§ **AIM OF THE TASK**
Reply with one number: the count of lines in the listing that contain the string "Corel".

§ **AVAILABLE RECORDS**
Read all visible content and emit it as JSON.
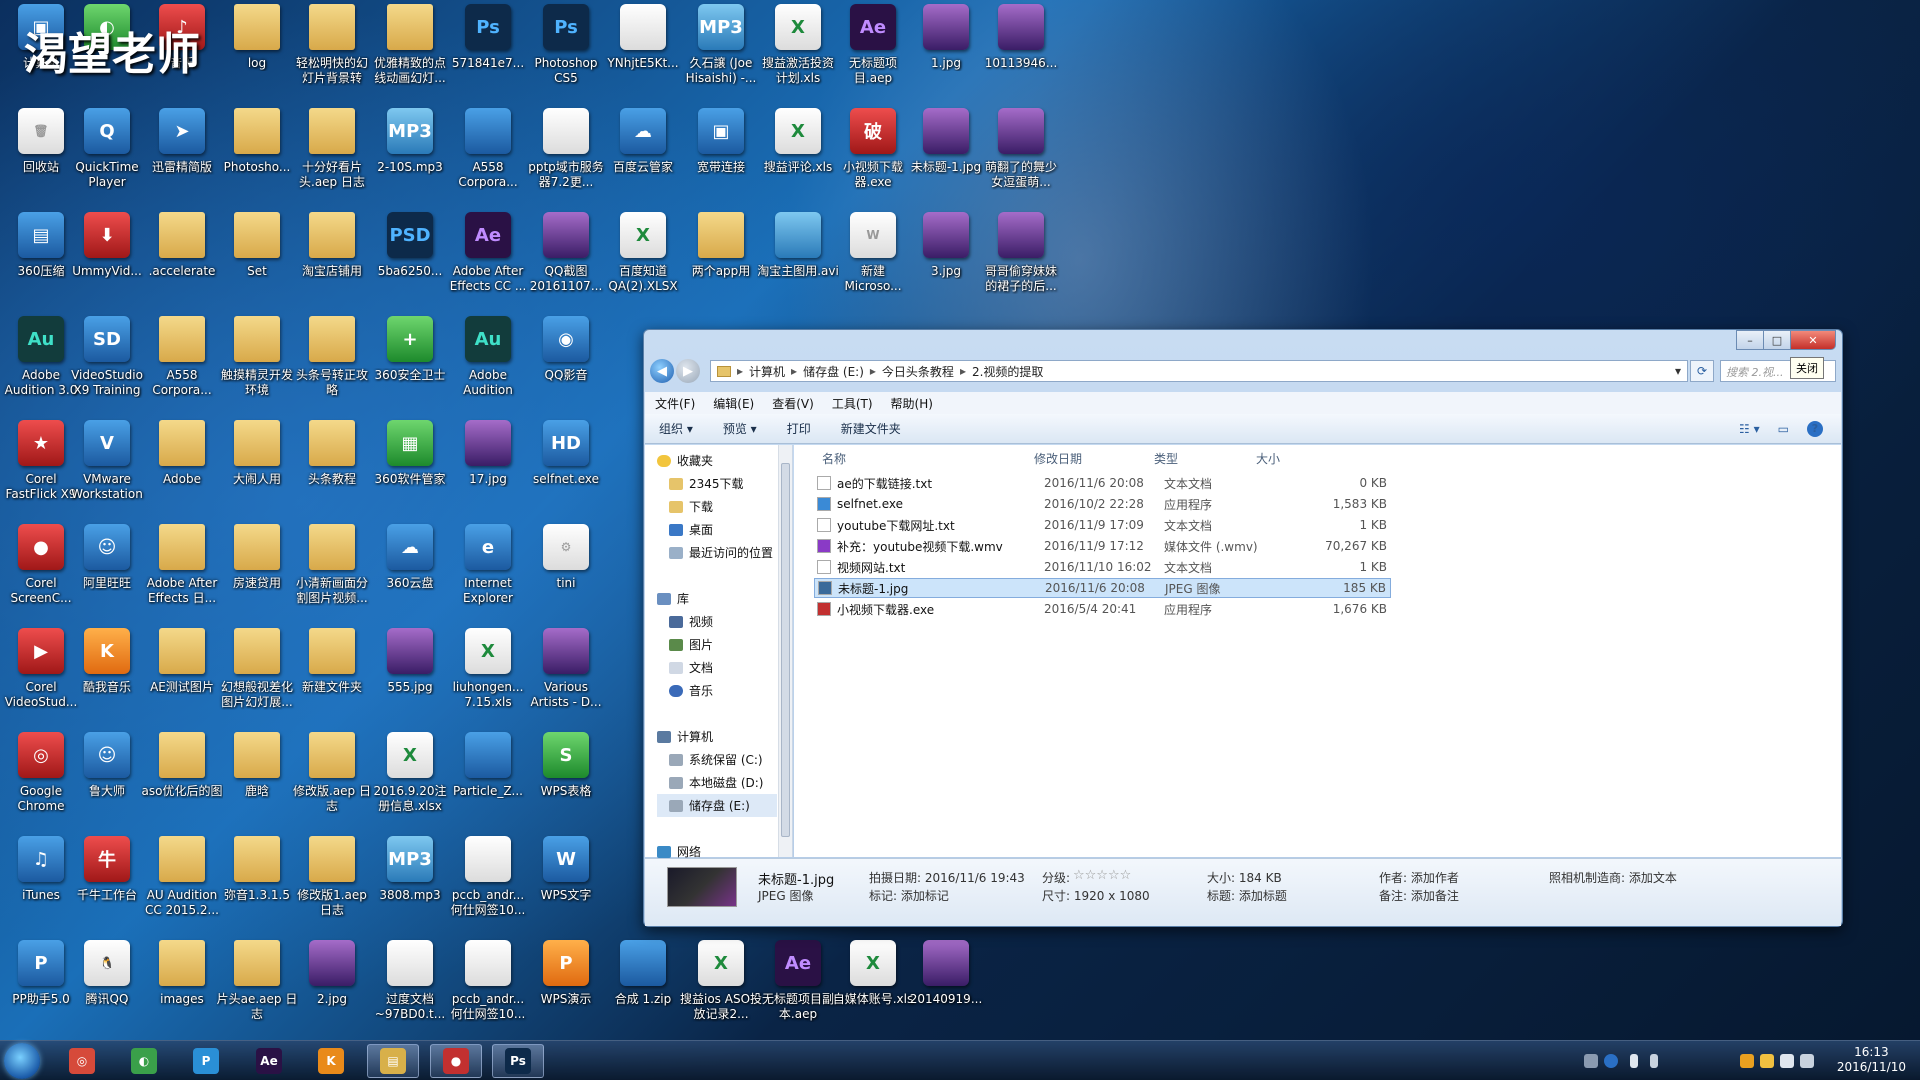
{
  "watermark": "渴望老师",
  "desktop_icons": [
    {
      "id": "r1c1",
      "label": "计算机",
      "kind": "exe",
      "glyph": "▣"
    },
    {
      "id": "r1c2",
      "label": "",
      "kind": "green",
      "glyph": "◐"
    },
    {
      "id": "r1c3",
      "label": "音乐",
      "kind": "red",
      "glyph": "♪"
    },
    {
      "id": "r1c4",
      "label": "log",
      "kind": "folder",
      "glyph": ""
    },
    {
      "id": "r1c5",
      "label": "轻松明快的幻灯片背景转场...",
      "kind": "folder",
      "glyph": ""
    },
    {
      "id": "r1c6",
      "label": "优雅精致的点线动画幻灯...",
      "kind": "folder",
      "glyph": ""
    },
    {
      "id": "r1c7",
      "label": "571841e7...",
      "kind": "ps",
      "glyph": "Ps"
    },
    {
      "id": "r1c8",
      "label": "Photoshop CS5",
      "kind": "ps",
      "glyph": "Ps"
    },
    {
      "id": "r1c9",
      "label": "YNhjtE5Kt...",
      "kind": "doc",
      "glyph": ""
    },
    {
      "id": "r1c10",
      "label": "久石譲 (Joe Hisaishi) -...",
      "kind": "media",
      "glyph": "MP3"
    },
    {
      "id": "r1c11",
      "label": "搜益激活投资计划.xls",
      "kind": "xls",
      "glyph": "X"
    },
    {
      "id": "r1c12",
      "label": "无标题项目.aep",
      "kind": "ae",
      "glyph": "Ae"
    },
    {
      "id": "r1c13",
      "label": "1.jpg",
      "kind": "img",
      "glyph": ""
    },
    {
      "id": "r1c14",
      "label": "10113946...",
      "kind": "img",
      "glyph": ""
    },
    {
      "id": "r2c1",
      "label": "回收站",
      "kind": "doc",
      "glyph": "🗑"
    },
    {
      "id": "r2c2",
      "label": "QuickTime Player",
      "kind": "exe",
      "glyph": "Q"
    },
    {
      "id": "r2c3",
      "label": "迅雷精简版",
      "kind": "exe",
      "glyph": "➤"
    },
    {
      "id": "r2c4",
      "label": "Photosho...",
      "kind": "folder",
      "glyph": ""
    },
    {
      "id": "r2c5",
      "label": "十分好看片头.aep 日志",
      "kind": "folder",
      "glyph": ""
    },
    {
      "id": "r2c6",
      "label": "2-10S.mp3",
      "kind": "media",
      "glyph": "MP3"
    },
    {
      "id": "r2c7",
      "label": "A558 Corpora...",
      "kind": "exe",
      "glyph": ""
    },
    {
      "id": "r2c8",
      "label": "pptp域市服务器7.2更...",
      "kind": "doc",
      "glyph": ""
    },
    {
      "id": "r2c9",
      "label": "百度云管家",
      "kind": "exe",
      "glyph": "☁"
    },
    {
      "id": "r2c10",
      "label": "宽带连接",
      "kind": "exe",
      "glyph": "▣"
    },
    {
      "id": "r2c11",
      "label": "搜益评论.xls",
      "kind": "xls",
      "glyph": "X"
    },
    {
      "id": "r2c12",
      "label": "小视频下载器.exe",
      "kind": "red",
      "glyph": "破"
    },
    {
      "id": "r2c13",
      "label": "未标题-1.jpg",
      "kind": "img",
      "glyph": ""
    },
    {
      "id": "r2c14",
      "label": "萌翻了的舞少女逗蛋萌...",
      "kind": "img",
      "glyph": ""
    },
    {
      "id": "r3c1",
      "label": "360压缩",
      "kind": "exe",
      "glyph": "▤"
    },
    {
      "id": "r3c2",
      "label": "UmmyVid...",
      "kind": "red",
      "glyph": "⬇"
    },
    {
      "id": "r3c3",
      "label": ".accelerate",
      "kind": "folder",
      "glyph": ""
    },
    {
      "id": "r3c4",
      "label": "Set",
      "kind": "folder",
      "glyph": ""
    },
    {
      "id": "r3c5",
      "label": "淘宝店铺用",
      "kind": "folder",
      "glyph": ""
    },
    {
      "id": "r3c6",
      "label": "5ba6250...",
      "kind": "ps",
      "glyph": "PSD"
    },
    {
      "id": "r3c7",
      "label": "Adobe After Effects CC ...",
      "kind": "ae",
      "glyph": "Ae"
    },
    {
      "id": "r3c8",
      "label": "QQ截图20161107...",
      "kind": "img",
      "glyph": ""
    },
    {
      "id": "r3c9",
      "label": "百度知道QA(2).XLSX",
      "kind": "xls",
      "glyph": "X"
    },
    {
      "id": "r3c10",
      "label": "两个app用",
      "kind": "folder",
      "glyph": ""
    },
    {
      "id": "r3c11",
      "label": "淘宝主图用.avi",
      "kind": "media",
      "glyph": ""
    },
    {
      "id": "r3c12",
      "label": "新建 Microso...",
      "kind": "doc",
      "glyph": "W"
    },
    {
      "id": "r3c13",
      "label": "3.jpg",
      "kind": "img",
      "glyph": ""
    },
    {
      "id": "r3c14",
      "label": "哥哥偷穿妹妹的裙子的后...",
      "kind": "img",
      "glyph": ""
    },
    {
      "id": "r4c1",
      "label": "Adobe Audition 3.0",
      "kind": "au",
      "glyph": "Au"
    },
    {
      "id": "r4c2",
      "label": "VideoStudio X9 Training",
      "kind": "exe",
      "glyph": "SD"
    },
    {
      "id": "r4c3",
      "label": "A558 Corpora...",
      "kind": "folder",
      "glyph": ""
    },
    {
      "id": "r4c4",
      "label": "触摸精灵开发环境",
      "kind": "folder",
      "glyph": ""
    },
    {
      "id": "r4c5",
      "label": "头条号转正攻略",
      "kind": "folder",
      "glyph": ""
    },
    {
      "id": "r4c6",
      "label": "360安全卫士",
      "kind": "green",
      "glyph": "+"
    },
    {
      "id": "r4c7",
      "label": "Adobe Audition",
      "kind": "au",
      "glyph": "Au"
    },
    {
      "id": "r4c8",
      "label": "QQ影音",
      "kind": "exe",
      "glyph": "◉"
    },
    {
      "id": "r5c1",
      "label": "Corel FastFlick X9",
      "kind": "red",
      "glyph": "★"
    },
    {
      "id": "r5c2",
      "label": "VMware Workstation",
      "kind": "exe",
      "glyph": "V"
    },
    {
      "id": "r5c3",
      "label": "Adobe",
      "kind": "folder",
      "glyph": ""
    },
    {
      "id": "r5c4",
      "label": "大闹人用",
      "kind": "folder",
      "glyph": ""
    },
    {
      "id": "r5c5",
      "label": "头条教程",
      "kind": "folder",
      "glyph": ""
    },
    {
      "id": "r5c6",
      "label": "360软件管家",
      "kind": "green",
      "glyph": "▦"
    },
    {
      "id": "r5c7",
      "label": "17.jpg",
      "kind": "img",
      "glyph": ""
    },
    {
      "id": "r5c8",
      "label": "selfnet.exe",
      "kind": "exe",
      "glyph": "HD"
    },
    {
      "id": "r6c1",
      "label": "Corel ScreenC...",
      "kind": "red",
      "glyph": "●"
    },
    {
      "id": "r6c2",
      "label": "阿里旺旺",
      "kind": "exe",
      "glyph": "☺"
    },
    {
      "id": "r6c3",
      "label": "Adobe After Effects 日...",
      "kind": "folder",
      "glyph": ""
    },
    {
      "id": "r6c4",
      "label": "房速贷用",
      "kind": "folder",
      "glyph": ""
    },
    {
      "id": "r6c5",
      "label": "小清新画面分割图片视频...",
      "kind": "folder",
      "glyph": ""
    },
    {
      "id": "r6c6",
      "label": "360云盘",
      "kind": "exe",
      "glyph": "☁"
    },
    {
      "id": "r6c7",
      "label": "Internet Explorer",
      "kind": "exe",
      "glyph": "e"
    },
    {
      "id": "r6c8",
      "label": "tini",
      "kind": "doc",
      "glyph": "⚙"
    },
    {
      "id": "r7c1",
      "label": "Corel VideoStud...",
      "kind": "red",
      "glyph": "▶"
    },
    {
      "id": "r7c2",
      "label": "酷我音乐",
      "kind": "orange",
      "glyph": "K"
    },
    {
      "id": "r7c3",
      "label": "AE测试图片",
      "kind": "folder",
      "glyph": ""
    },
    {
      "id": "r7c4",
      "label": "幻想般视差化图片幻灯展...",
      "kind": "folder",
      "glyph": ""
    },
    {
      "id": "r7c5",
      "label": "新建文件夹",
      "kind": "folder",
      "glyph": ""
    },
    {
      "id": "r7c6",
      "label": "555.jpg",
      "kind": "img",
      "glyph": ""
    },
    {
      "id": "r7c7",
      "label": "liuhongen... 7.15.xls",
      "kind": "xls",
      "glyph": "X"
    },
    {
      "id": "r7c8",
      "label": "Various Artists - D...",
      "kind": "img",
      "glyph": ""
    },
    {
      "id": "r8c1",
      "label": "Google Chrome",
      "kind": "red",
      "glyph": "◎"
    },
    {
      "id": "r8c2",
      "label": "鲁大师",
      "kind": "exe",
      "glyph": "☺"
    },
    {
      "id": "r8c3",
      "label": "aso优化后的图",
      "kind": "folder",
      "glyph": ""
    },
    {
      "id": "r8c4",
      "label": "鹿晗",
      "kind": "folder",
      "glyph": ""
    },
    {
      "id": "r8c5",
      "label": "修改版.aep 日志",
      "kind": "folder",
      "glyph": ""
    },
    {
      "id": "r8c6",
      "label": "2016.9.20注册信息.xlsx",
      "kind": "xls",
      "glyph": "X"
    },
    {
      "id": "r8c7",
      "label": "Particle_Z...",
      "kind": "exe",
      "glyph": ""
    },
    {
      "id": "r8c8",
      "label": "WPS表格",
      "kind": "green",
      "glyph": "S"
    },
    {
      "id": "r9c1",
      "label": "iTunes",
      "kind": "exe",
      "glyph": "♫"
    },
    {
      "id": "r9c2",
      "label": "千牛工作台",
      "kind": "red",
      "glyph": "牛"
    },
    {
      "id": "r9c3",
      "label": "AU Audition CC 2015.2...",
      "kind": "folder",
      "glyph": ""
    },
    {
      "id": "r9c4",
      "label": "弥音1.3.1.5",
      "kind": "folder",
      "glyph": ""
    },
    {
      "id": "r9c5",
      "label": "修改版1.aep 日志",
      "kind": "folder",
      "glyph": ""
    },
    {
      "id": "r9c6",
      "label": "3808.mp3",
      "kind": "media",
      "glyph": "MP3"
    },
    {
      "id": "r9c7",
      "label": "pccb_andr... 何仕网签10...",
      "kind": "doc",
      "glyph": ""
    },
    {
      "id": "r9c8",
      "label": "WPS文字",
      "kind": "exe",
      "glyph": "W"
    },
    {
      "id": "r10c1",
      "label": "PP助手5.0",
      "kind": "exe",
      "glyph": "P"
    },
    {
      "id": "r10c2",
      "label": "腾讯QQ",
      "kind": "doc",
      "glyph": "🐧"
    },
    {
      "id": "r10c3",
      "label": "images",
      "kind": "folder",
      "glyph": ""
    },
    {
      "id": "r10c4",
      "label": "片头ae.aep 日志",
      "kind": "folder",
      "glyph": ""
    },
    {
      "id": "r10c5",
      "label": "2.jpg",
      "kind": "img",
      "glyph": ""
    },
    {
      "id": "r10c6",
      "label": "过度文档~97BD0.t...",
      "kind": "doc",
      "glyph": ""
    },
    {
      "id": "r10c7",
      "label": "pccb_andr... 何仕网签10...",
      "kind": "doc",
      "glyph": ""
    },
    {
      "id": "r10c8",
      "label": "WPS演示",
      "kind": "orange",
      "glyph": "P"
    },
    {
      "id": "r10c9",
      "label": "合成 1.zip",
      "kind": "exe",
      "glyph": ""
    },
    {
      "id": "r10c10",
      "label": "搜益ios ASO投放记录2...",
      "kind": "xls",
      "glyph": "X"
    },
    {
      "id": "r10c11",
      "label": "无标题项目副本.aep",
      "kind": "ae",
      "glyph": "Ae"
    },
    {
      "id": "r10c12",
      "label": "自媒体账号.xls",
      "kind": "xls",
      "glyph": "X"
    },
    {
      "id": "r10c13",
      "label": "20140919...",
      "kind": "img",
      "glyph": ""
    }
  ],
  "window": {
    "tooltip": "关闭",
    "controls": {
      "minimize": "–",
      "maximize": "□",
      "close": "✕"
    },
    "address": [
      "计算机",
      "储存盘 (E:)",
      "今日头条教程",
      "2.视频的提取"
    ],
    "search_placeholder": "搜索 2.视...",
    "menu": [
      "文件(F)",
      "编辑(E)",
      "查看(V)",
      "工具(T)",
      "帮助(H)"
    ],
    "toolbar": {
      "organize": "组织 ▾",
      "preview": "预览 ▾",
      "print": "打印",
      "new_folder": "新建文件夹"
    },
    "nav": {
      "favorites_label": "收藏夹",
      "favorites": [
        "2345下载",
        "下载",
        "桌面",
        "最近访问的位置"
      ],
      "libraries_label": "库",
      "libraries": [
        "视频",
        "图片",
        "文档",
        "音乐"
      ],
      "computer_label": "计算机",
      "drives": [
        "系统保留 (C:)",
        "本地磁盘 (D:)",
        "储存盘 (E:)"
      ],
      "network_label": "网络"
    },
    "columns": {
      "name": "名称",
      "date": "修改日期",
      "type": "类型",
      "size": "大小"
    },
    "files": [
      {
        "name": "ae的下载链接.txt",
        "date": "2016/11/6 20:08",
        "type": "文本文档",
        "size": "0 KB",
        "icon": "txt"
      },
      {
        "name": "selfnet.exe",
        "date": "2016/10/2 22:28",
        "type": "应用程序",
        "size": "1,583 KB",
        "icon": "exe"
      },
      {
        "name": "youtube下载网址.txt",
        "date": "2016/11/9 17:09",
        "type": "文本文档",
        "size": "1 KB",
        "icon": "txt"
      },
      {
        "name": "补充：youtube视频下载.wmv",
        "date": "2016/11/9 17:12",
        "type": "媒体文件 (.wmv)",
        "size": "70,267 KB",
        "icon": "wmv"
      },
      {
        "name": "视频网站.txt",
        "date": "2016/11/10 16:02",
        "type": "文本文档",
        "size": "1 KB",
        "icon": "txt"
      },
      {
        "name": "未标题-1.jpg",
        "date": "2016/11/6 20:08",
        "type": "JPEG 图像",
        "size": "185 KB",
        "icon": "jpg"
      },
      {
        "name": "小视频下载器.exe",
        "date": "2016/5/4 20:41",
        "type": "应用程序",
        "size": "1,676 KB",
        "icon": "exe2"
      }
    ],
    "details": {
      "filename": "未标题-1.jpg",
      "filetype": "JPEG 图像",
      "shot_date": "拍摄日期: 2016/11/6 19:43",
      "tags": "标记: 添加标记",
      "rating": "分级:",
      "stars": "☆☆☆☆☆",
      "dimensions": "尺寸: 1920 x 1080",
      "size": "大小: 184 KB",
      "title": "标题: 添加标题",
      "author": "作者: 添加作者",
      "comments": "备注: 添加备注",
      "camera": "照相机制造商: 添加文本"
    }
  },
  "taskbar": {
    "apps": [
      {
        "name": "chrome",
        "glyph": "◎",
        "color": "#d64a3a"
      },
      {
        "name": "360",
        "glyph": "◐",
        "color": "#3aa04a"
      },
      {
        "name": "pp",
        "glyph": "P",
        "color": "#2a8fd6"
      },
      {
        "name": "ae",
        "glyph": "Ae",
        "color": "#2a1145"
      },
      {
        "name": "kuwo",
        "glyph": "K",
        "color": "#e98a1a"
      },
      {
        "name": "explorer",
        "glyph": "▤",
        "color": "#d8b04a"
      },
      {
        "name": "recorder",
        "glyph": "●",
        "color": "#c23030"
      },
      {
        "name": "ps",
        "glyph": "Ps",
        "color": "#0d2a4a"
      }
    ],
    "time": "16:13",
    "date": "2016/11/10"
  }
}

§ **FINISHED ANSWER**
3